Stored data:
- - - - -

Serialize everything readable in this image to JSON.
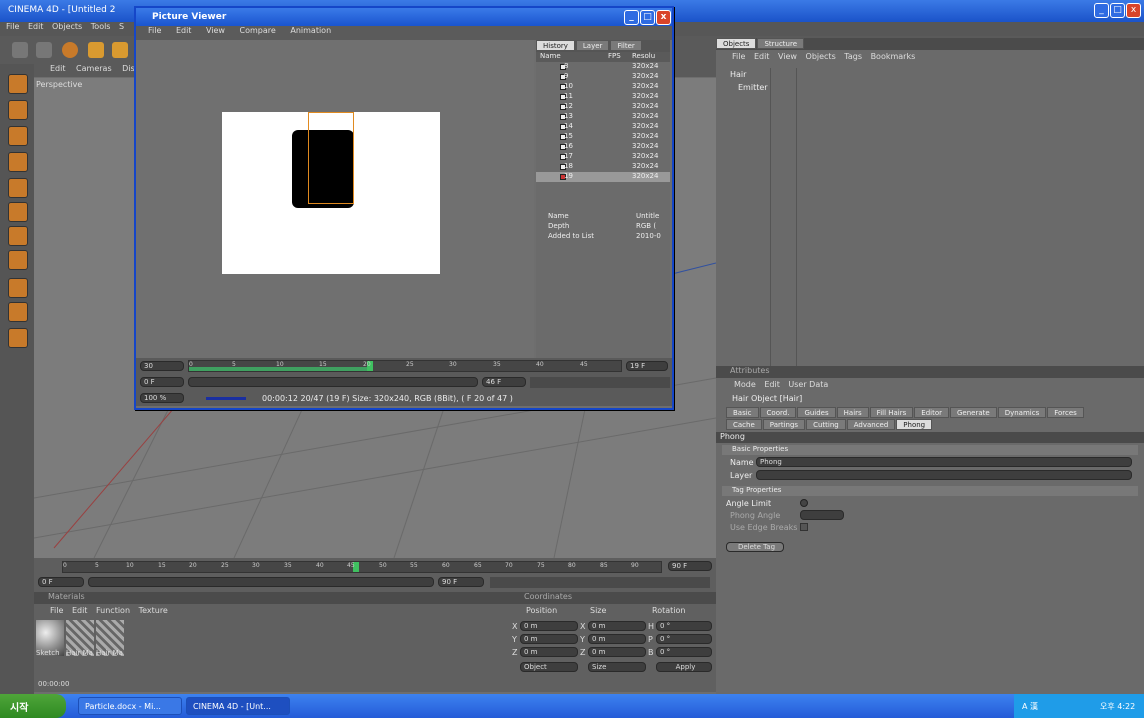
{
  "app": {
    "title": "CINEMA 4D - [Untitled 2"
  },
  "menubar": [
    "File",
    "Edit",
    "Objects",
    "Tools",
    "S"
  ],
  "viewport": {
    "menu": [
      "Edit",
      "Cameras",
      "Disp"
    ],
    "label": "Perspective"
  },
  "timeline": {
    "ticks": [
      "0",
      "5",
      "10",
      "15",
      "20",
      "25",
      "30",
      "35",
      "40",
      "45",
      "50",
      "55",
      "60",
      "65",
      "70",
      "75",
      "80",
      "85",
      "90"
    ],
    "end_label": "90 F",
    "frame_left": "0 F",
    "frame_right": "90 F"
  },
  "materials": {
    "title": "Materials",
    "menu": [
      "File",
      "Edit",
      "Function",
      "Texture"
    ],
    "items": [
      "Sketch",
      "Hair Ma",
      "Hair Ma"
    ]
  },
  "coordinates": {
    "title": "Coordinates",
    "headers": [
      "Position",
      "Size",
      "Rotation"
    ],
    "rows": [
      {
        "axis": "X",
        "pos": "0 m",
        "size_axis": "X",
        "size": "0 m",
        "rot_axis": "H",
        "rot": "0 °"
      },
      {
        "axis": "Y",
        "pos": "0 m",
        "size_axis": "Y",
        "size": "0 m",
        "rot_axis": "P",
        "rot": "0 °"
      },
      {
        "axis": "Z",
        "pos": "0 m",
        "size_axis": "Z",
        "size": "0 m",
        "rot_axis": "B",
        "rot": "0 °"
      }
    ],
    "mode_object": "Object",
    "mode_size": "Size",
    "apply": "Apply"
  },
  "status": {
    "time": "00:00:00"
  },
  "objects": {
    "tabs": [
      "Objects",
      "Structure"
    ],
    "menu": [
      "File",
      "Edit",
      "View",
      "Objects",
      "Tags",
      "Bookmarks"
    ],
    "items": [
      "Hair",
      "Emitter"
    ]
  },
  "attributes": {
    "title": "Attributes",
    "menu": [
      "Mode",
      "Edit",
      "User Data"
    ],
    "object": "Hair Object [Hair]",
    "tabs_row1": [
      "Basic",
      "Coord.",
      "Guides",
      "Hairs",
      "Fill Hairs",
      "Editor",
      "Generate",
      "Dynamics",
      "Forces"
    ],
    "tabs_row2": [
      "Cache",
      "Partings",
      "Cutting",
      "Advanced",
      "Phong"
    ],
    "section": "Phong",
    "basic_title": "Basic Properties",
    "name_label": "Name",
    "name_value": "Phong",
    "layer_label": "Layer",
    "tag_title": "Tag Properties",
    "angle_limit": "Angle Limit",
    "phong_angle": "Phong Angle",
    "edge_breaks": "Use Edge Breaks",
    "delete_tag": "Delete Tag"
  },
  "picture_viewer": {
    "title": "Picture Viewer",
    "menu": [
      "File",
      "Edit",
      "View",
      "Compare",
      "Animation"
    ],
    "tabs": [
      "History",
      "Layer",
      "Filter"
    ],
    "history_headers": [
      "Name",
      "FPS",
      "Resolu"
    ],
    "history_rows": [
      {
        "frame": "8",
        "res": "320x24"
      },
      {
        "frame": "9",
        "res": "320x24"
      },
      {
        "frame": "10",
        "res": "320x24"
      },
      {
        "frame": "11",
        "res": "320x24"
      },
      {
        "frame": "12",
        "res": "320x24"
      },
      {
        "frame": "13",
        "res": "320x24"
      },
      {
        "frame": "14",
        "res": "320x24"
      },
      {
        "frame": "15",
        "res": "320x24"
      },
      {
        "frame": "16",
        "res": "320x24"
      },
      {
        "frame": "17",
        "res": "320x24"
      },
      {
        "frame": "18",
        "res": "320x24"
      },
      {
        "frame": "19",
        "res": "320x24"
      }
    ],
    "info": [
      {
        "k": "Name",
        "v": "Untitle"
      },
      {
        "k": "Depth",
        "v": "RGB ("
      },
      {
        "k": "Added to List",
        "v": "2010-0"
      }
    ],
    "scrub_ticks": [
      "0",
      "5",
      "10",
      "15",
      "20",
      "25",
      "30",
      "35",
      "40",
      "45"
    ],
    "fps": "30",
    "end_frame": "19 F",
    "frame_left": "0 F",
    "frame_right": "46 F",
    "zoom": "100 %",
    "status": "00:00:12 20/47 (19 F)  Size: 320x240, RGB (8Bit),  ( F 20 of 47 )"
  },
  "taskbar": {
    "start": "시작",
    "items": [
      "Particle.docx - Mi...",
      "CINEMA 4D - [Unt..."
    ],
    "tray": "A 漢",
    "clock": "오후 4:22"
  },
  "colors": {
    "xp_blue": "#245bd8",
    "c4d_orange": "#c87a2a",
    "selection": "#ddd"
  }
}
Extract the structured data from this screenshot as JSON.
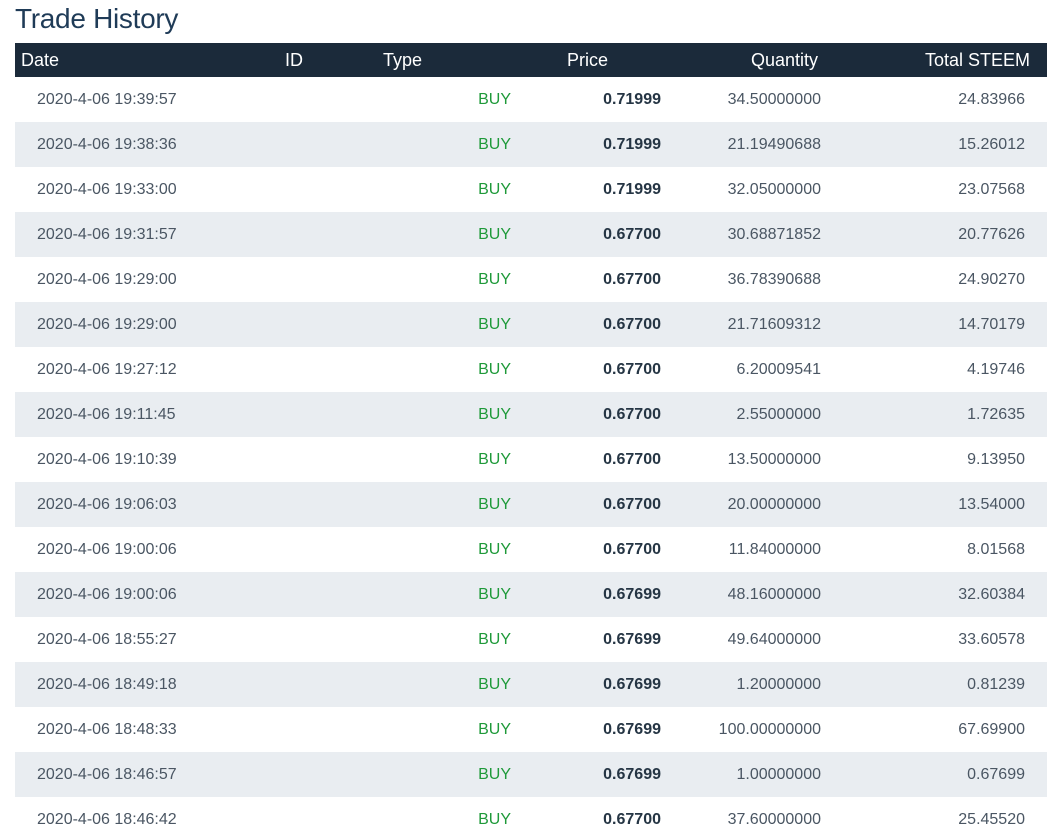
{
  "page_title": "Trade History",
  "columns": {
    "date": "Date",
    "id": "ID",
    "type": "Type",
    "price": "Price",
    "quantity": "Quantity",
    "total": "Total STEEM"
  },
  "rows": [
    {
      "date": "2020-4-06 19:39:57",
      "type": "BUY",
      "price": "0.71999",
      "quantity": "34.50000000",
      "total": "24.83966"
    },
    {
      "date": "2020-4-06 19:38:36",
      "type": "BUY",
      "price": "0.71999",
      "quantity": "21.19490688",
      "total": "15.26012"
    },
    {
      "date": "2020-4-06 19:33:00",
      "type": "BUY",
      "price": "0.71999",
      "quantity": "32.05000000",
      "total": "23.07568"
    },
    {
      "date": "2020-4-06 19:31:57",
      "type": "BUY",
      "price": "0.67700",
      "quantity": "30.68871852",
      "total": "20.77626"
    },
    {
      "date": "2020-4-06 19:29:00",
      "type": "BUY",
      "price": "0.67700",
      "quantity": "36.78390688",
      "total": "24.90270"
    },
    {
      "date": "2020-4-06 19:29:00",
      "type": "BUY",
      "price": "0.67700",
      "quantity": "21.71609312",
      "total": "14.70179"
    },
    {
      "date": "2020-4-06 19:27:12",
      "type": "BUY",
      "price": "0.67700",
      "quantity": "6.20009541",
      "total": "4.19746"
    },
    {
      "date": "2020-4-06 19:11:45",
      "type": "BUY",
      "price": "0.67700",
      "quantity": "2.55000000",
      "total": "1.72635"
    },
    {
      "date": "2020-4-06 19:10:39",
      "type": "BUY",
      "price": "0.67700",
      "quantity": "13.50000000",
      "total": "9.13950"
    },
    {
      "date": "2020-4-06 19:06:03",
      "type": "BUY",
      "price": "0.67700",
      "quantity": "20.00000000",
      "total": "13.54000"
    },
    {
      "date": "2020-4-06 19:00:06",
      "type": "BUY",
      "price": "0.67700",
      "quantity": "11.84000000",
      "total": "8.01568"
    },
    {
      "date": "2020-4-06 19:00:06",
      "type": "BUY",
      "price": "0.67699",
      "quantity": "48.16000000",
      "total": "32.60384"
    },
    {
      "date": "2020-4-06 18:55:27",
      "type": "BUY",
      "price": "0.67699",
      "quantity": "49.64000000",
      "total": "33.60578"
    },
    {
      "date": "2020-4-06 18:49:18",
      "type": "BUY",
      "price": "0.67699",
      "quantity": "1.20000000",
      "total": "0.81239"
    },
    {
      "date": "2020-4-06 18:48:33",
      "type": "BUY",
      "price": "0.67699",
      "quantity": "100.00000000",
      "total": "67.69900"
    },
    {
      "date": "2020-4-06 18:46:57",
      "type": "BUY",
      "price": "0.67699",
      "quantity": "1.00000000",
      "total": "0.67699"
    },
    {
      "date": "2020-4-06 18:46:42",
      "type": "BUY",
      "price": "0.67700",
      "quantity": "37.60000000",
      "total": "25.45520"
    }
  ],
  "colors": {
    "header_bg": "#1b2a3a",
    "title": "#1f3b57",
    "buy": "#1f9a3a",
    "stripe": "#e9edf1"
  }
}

- - - - -

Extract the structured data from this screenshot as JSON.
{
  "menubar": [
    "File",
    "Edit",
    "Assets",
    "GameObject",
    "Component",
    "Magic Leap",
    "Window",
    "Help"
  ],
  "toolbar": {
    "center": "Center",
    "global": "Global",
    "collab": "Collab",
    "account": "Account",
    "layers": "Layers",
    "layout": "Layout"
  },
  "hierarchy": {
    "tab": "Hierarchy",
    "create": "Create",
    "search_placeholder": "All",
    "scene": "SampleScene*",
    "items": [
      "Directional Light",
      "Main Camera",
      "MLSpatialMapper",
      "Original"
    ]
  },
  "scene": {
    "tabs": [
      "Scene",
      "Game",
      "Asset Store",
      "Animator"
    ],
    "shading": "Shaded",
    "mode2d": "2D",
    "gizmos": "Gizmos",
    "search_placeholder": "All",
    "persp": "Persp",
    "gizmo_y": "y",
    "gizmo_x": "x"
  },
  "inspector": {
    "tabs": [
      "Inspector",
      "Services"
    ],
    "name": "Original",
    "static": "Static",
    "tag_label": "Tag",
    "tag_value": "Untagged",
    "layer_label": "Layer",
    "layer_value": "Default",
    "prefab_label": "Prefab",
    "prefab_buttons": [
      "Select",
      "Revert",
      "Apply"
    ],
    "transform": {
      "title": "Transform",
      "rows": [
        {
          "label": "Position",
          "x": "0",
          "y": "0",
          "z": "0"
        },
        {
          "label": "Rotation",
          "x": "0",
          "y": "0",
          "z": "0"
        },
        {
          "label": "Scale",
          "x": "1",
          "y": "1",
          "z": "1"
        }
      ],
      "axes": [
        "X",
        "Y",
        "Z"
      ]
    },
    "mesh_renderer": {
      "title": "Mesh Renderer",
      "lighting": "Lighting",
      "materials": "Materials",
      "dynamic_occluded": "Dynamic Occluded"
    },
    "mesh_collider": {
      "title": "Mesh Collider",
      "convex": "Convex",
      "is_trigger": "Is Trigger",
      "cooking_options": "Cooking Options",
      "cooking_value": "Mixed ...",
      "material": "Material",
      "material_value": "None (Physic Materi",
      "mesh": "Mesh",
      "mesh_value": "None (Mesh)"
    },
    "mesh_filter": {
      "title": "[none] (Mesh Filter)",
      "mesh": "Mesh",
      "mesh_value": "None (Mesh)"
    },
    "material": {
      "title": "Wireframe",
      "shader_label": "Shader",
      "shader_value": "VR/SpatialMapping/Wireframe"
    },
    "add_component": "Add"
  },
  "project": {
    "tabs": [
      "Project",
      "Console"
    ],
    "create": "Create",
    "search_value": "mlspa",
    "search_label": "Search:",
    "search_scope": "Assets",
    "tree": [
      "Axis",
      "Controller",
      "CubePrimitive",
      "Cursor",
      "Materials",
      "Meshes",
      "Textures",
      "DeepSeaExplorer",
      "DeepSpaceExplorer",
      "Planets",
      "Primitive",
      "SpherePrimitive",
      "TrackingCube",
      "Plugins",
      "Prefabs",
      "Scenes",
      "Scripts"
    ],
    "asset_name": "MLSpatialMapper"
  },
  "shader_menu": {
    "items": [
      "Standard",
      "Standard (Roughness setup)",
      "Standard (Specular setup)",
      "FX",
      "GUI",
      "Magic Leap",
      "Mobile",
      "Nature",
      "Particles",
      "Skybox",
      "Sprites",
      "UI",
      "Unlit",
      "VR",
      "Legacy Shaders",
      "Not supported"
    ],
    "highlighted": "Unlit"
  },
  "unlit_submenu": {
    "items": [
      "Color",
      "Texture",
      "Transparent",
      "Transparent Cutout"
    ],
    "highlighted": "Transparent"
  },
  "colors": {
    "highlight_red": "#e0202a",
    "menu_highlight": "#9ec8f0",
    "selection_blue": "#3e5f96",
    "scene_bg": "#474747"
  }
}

- - - - -

What needs to be done: Using the records above, copy each line that contains "Basic".

Written response:
      "Basic",
    "basic_title": "Basic Properties",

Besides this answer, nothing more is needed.